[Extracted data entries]
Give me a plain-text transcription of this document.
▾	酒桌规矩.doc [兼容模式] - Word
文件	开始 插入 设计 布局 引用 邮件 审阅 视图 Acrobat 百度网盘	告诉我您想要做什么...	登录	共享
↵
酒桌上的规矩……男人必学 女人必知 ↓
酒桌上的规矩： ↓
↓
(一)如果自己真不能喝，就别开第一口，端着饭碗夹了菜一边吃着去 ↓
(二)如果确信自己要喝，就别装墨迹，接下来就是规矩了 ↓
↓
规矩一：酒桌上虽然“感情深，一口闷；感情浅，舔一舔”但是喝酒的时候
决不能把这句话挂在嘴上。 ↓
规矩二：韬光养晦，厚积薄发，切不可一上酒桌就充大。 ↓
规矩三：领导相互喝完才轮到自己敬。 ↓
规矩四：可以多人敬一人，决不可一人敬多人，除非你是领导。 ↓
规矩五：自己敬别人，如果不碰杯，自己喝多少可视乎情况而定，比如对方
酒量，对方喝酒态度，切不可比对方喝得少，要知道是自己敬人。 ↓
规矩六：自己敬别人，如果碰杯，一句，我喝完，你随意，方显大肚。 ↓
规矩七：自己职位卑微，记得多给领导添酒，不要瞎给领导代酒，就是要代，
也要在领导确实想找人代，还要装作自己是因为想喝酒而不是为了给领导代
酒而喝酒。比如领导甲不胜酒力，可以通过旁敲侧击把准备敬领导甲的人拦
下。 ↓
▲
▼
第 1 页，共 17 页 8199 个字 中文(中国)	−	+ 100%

WRITTEN TASK
Write out the whole listing again, exactly as it stands.

RESPONSE
Give me a plain-text transcription of this document.
▾	酒桌规矩.doc [兼容模式] - Word
文件	开始 插入 设计 布局 引用 邮件 审阅 视图 Acrobat 百度网盘	告诉我您想要做什么...	登录	共享
↵
酒桌上的规矩……男人必学 女人必知 ↓
酒桌上的规矩： ↓
↓
(一)如果自己真不能喝，就别开第一口，端着饭碗夹了菜一边吃着去 ↓
(二)如果确信自己要喝，就别装墨迹，接下来就是规矩了 ↓
↓
规矩一：酒桌上虽然“感情深，一口闷；感情浅，舔一舔”但是喝酒的时候
决不能把这句话挂在嘴上。 ↓
规矩二：韬光养晦，厚积薄发，切不可一上酒桌就充大。 ↓
规矩三：领导相互喝完才轮到自己敬。 ↓
规矩四：可以多人敬一人，决不可一人敬多人，除非你是领导。 ↓
规矩五：自己敬别人，如果不碰杯，自己喝多少可视乎情况而定，比如对方
酒量，对方喝酒态度，切不可比对方喝得少，要知道是自己敬人。 ↓
规矩六：自己敬别人，如果碰杯，一句，我喝完，你随意，方显大肚。 ↓
规矩七：自己职位卑微，记得多给领导添酒，不要瞎给领导代酒，就是要代，
也要在领导确实想找人代，还要装作自己是因为想喝酒而不是为了给领导代
酒而喝酒。比如领导甲不胜酒力，可以通过旁敲侧击把准备敬领导甲的人拦
下。 ↓
▲
▼
第 1 页，共 17 页 8199 个字 中文(中国)	−	+ 100%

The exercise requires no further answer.